• Problem to work on
Scan the records and identify every line in which the string "xlabel" occurs, then return those lines.

(Records from a dataset)
********************

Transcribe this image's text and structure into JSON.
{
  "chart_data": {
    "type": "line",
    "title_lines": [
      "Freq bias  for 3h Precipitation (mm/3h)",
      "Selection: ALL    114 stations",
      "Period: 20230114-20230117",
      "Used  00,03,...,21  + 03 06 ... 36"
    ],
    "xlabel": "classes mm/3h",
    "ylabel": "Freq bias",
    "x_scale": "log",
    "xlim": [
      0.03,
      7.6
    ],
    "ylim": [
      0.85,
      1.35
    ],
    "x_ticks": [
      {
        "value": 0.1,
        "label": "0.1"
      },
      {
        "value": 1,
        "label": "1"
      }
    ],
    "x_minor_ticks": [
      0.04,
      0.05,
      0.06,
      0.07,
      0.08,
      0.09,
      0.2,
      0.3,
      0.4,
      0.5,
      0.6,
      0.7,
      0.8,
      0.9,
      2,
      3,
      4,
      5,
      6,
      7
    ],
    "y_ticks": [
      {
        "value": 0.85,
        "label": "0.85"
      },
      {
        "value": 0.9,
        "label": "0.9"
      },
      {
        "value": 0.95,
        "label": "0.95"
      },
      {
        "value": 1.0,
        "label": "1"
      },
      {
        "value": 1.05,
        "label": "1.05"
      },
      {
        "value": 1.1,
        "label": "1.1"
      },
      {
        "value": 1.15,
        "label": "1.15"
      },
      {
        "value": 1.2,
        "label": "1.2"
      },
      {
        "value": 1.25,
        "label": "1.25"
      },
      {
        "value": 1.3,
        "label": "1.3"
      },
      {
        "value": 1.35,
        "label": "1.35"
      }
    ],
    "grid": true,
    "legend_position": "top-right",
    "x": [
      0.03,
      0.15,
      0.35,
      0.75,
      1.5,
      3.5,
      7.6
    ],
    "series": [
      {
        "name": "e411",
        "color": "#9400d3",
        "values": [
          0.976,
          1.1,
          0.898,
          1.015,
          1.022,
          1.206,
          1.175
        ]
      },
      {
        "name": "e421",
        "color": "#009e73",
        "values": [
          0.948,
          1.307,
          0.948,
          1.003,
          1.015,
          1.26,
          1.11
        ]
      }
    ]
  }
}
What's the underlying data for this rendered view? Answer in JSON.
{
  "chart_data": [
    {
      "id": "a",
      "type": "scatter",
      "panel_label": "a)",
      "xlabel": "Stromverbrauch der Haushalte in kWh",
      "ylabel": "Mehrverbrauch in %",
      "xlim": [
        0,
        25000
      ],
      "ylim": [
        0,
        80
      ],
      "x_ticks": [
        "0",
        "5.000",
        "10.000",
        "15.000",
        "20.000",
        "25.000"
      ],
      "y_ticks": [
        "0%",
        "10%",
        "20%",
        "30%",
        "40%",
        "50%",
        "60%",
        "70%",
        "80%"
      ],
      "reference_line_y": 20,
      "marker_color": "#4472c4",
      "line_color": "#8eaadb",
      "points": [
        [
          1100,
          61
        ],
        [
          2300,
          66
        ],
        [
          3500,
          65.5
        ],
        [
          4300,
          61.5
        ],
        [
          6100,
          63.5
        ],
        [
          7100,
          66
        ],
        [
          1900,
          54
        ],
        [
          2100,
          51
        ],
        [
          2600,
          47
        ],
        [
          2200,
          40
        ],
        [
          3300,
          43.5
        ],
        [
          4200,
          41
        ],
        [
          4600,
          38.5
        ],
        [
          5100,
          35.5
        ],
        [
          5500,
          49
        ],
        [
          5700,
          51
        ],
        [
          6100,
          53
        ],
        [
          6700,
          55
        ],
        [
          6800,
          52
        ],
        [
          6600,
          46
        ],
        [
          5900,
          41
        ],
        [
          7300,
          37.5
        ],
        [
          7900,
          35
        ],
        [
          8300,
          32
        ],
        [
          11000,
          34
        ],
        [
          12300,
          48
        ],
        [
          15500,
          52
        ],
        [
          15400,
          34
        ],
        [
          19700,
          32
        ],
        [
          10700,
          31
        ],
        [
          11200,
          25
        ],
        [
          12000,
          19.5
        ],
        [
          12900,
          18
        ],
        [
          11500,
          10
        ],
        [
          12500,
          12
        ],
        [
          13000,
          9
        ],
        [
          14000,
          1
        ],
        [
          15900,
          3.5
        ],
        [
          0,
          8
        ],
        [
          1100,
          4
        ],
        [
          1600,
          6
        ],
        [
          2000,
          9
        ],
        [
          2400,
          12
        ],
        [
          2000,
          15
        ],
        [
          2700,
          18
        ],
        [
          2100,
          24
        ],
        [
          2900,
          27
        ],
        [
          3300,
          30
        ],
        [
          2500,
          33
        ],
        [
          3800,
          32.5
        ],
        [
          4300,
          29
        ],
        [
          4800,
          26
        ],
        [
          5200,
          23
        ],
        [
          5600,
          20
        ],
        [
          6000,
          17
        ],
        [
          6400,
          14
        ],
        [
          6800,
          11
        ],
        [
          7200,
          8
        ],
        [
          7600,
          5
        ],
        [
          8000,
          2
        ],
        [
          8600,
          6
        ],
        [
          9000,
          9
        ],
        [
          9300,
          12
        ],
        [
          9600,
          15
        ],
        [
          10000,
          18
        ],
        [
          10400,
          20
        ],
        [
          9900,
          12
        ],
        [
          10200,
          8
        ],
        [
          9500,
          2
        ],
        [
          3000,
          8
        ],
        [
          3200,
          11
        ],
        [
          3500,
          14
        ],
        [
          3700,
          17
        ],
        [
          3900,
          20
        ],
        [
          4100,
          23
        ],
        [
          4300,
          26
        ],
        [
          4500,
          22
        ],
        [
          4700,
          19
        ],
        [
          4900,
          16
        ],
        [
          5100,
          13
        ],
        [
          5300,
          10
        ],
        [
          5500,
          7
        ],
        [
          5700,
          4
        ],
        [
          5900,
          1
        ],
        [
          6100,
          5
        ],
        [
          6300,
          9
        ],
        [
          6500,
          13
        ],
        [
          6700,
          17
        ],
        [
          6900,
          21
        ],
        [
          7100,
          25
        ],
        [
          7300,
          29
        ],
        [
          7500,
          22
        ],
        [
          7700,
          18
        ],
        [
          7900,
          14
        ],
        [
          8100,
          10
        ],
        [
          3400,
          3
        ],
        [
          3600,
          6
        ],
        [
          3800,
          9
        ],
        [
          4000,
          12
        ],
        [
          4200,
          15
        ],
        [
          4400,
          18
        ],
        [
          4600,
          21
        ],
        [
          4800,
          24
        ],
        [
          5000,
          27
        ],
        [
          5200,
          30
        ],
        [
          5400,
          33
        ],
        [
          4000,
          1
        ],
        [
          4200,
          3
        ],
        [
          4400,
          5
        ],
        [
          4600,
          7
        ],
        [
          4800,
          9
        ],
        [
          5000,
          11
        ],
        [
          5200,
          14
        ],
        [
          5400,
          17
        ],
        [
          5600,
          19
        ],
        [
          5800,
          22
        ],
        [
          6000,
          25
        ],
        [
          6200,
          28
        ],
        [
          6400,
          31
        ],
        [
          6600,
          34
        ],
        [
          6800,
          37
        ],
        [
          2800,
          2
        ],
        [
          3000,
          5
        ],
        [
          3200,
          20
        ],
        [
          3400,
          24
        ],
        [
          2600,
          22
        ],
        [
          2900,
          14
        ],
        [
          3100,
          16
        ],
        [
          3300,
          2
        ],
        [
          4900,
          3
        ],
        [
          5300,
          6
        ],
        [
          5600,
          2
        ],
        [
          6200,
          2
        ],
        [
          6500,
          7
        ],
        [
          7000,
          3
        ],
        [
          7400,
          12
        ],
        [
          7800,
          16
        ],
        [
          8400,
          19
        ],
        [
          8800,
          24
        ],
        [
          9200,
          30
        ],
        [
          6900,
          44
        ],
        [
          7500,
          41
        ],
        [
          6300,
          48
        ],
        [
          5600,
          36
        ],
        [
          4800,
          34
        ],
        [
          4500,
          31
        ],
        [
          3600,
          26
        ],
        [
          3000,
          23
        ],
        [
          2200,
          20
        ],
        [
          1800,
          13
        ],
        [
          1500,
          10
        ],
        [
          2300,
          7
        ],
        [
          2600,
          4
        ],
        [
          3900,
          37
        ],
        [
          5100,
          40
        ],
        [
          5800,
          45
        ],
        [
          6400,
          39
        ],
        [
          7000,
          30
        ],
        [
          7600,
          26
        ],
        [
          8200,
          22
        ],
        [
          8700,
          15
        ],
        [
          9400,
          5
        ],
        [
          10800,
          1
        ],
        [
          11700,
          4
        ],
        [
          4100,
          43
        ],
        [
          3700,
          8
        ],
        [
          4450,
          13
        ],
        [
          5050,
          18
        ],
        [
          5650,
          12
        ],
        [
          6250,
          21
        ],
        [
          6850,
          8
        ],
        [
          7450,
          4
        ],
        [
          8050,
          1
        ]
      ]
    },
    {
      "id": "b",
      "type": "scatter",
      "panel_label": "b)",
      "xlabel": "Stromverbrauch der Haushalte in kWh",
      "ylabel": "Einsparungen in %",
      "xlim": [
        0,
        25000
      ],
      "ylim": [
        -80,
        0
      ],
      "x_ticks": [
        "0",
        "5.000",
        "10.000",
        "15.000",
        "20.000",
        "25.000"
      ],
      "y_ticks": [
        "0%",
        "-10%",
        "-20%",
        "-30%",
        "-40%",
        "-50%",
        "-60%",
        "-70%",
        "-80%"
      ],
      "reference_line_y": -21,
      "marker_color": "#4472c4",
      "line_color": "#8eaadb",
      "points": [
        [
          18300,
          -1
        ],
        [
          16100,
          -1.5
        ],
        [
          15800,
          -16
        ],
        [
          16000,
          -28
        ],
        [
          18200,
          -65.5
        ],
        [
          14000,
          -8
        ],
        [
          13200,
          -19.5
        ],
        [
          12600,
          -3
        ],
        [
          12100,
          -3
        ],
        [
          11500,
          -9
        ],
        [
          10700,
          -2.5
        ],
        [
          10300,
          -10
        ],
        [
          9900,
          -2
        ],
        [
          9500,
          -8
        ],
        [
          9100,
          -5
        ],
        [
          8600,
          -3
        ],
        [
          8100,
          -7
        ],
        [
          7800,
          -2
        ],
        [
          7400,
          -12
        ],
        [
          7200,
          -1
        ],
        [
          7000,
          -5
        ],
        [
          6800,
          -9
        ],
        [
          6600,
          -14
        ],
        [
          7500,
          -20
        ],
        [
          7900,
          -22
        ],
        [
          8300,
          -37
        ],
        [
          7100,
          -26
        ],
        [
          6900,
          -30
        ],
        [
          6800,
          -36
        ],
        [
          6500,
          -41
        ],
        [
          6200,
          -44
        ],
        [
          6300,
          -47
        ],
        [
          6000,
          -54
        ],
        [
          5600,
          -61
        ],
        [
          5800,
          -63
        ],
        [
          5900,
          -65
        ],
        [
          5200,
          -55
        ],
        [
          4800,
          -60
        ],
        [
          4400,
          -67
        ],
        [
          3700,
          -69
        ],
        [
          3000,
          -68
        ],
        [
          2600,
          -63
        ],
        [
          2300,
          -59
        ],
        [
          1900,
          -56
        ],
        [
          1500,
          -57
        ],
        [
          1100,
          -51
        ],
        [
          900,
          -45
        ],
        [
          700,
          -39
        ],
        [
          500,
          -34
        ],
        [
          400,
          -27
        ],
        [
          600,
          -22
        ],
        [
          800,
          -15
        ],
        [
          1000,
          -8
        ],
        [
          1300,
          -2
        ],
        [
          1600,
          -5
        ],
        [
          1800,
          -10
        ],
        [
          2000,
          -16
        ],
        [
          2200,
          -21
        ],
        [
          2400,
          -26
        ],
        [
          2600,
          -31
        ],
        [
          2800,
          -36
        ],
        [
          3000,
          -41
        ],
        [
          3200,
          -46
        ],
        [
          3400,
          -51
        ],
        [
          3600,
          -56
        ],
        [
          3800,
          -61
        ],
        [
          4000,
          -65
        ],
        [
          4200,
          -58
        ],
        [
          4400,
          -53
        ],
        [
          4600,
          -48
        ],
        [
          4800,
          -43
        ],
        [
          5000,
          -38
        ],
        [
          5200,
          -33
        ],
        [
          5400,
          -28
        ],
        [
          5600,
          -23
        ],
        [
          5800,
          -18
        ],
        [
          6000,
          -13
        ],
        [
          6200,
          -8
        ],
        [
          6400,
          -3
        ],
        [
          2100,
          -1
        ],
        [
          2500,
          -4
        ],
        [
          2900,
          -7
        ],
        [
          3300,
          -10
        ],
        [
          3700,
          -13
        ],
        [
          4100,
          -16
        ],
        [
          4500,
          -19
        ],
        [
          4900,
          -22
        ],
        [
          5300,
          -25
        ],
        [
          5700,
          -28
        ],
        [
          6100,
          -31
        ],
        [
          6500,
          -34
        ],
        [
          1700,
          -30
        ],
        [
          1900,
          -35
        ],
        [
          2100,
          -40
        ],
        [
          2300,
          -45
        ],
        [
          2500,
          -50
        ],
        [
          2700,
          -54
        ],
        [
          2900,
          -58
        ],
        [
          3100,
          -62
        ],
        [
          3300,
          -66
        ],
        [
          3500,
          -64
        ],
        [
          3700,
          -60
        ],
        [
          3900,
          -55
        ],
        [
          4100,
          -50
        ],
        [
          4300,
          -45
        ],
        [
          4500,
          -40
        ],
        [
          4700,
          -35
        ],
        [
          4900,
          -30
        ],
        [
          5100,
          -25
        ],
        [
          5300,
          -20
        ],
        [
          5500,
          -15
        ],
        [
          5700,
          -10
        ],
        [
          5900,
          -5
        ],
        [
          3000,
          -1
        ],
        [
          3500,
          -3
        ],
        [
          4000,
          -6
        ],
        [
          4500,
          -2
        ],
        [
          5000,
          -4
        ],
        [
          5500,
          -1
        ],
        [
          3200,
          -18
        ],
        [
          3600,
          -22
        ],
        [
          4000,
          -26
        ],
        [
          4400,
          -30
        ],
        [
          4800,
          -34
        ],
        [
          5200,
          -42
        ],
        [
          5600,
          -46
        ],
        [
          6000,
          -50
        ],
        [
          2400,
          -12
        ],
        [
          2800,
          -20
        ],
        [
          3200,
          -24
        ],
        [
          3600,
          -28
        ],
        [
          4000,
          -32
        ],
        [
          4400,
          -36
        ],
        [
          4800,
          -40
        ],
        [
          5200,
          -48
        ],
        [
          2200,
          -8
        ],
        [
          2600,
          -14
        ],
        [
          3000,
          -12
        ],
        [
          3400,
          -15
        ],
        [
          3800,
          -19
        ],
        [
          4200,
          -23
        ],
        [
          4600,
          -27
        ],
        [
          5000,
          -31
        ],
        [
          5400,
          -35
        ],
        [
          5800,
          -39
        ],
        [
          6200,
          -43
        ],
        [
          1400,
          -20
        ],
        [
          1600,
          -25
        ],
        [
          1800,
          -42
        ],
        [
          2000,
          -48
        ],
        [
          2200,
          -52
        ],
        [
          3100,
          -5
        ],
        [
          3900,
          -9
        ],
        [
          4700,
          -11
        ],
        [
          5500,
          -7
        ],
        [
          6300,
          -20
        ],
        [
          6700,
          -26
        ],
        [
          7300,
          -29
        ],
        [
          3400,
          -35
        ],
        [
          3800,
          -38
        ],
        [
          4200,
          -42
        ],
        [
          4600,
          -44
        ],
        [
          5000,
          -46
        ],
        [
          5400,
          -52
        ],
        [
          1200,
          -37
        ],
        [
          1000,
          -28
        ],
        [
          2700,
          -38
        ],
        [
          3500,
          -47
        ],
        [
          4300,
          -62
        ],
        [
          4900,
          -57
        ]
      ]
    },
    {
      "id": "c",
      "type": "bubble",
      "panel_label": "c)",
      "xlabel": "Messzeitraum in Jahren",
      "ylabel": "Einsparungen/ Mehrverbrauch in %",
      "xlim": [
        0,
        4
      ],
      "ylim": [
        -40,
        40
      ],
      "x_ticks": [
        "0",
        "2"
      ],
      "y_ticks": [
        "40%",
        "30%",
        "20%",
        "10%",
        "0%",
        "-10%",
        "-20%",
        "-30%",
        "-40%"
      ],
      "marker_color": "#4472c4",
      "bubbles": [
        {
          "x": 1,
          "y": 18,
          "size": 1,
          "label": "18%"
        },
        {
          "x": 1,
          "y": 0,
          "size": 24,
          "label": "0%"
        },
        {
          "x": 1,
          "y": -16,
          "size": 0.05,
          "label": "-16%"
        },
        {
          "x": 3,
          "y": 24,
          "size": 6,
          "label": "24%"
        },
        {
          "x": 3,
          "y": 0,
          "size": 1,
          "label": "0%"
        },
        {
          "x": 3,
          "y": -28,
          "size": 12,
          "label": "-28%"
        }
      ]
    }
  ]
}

********************

• Solution for this exercise
    "xlabel": "classes mm/3h",
      "xlabel": "Stromverbrauch der Haushalte in kWh",
      "xlabel": "Stromverbrauch der Haushalte in kWh",
      "xlabel": "Messzeitraum in Jahren",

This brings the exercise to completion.